• **Exercise brief**: How many lines in the records below contain the word "סטודנטים"? Answer with the number alone.

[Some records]
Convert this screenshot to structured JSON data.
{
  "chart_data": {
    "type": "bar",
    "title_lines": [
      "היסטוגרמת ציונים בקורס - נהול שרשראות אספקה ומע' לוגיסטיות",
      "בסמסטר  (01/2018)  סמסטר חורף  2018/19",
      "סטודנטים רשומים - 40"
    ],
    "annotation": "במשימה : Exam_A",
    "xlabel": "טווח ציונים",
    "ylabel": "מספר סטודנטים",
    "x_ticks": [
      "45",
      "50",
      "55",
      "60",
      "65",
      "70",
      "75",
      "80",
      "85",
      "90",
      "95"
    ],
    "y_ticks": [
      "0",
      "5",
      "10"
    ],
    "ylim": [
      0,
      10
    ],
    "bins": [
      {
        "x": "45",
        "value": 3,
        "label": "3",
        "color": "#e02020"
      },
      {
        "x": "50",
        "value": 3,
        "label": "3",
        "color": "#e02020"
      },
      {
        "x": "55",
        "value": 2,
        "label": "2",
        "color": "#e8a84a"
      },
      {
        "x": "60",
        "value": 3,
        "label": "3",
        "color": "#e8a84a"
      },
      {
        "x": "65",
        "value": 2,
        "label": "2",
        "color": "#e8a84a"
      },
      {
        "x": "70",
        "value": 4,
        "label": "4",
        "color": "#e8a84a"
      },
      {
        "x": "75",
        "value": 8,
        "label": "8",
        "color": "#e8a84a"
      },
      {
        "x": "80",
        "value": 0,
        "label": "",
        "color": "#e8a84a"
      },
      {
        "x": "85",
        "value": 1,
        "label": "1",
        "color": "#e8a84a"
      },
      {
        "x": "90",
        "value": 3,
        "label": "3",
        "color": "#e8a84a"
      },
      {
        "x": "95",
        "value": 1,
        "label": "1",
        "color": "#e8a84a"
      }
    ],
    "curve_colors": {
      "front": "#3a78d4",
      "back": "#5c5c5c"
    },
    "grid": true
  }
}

• **Reply to the exercise**: 2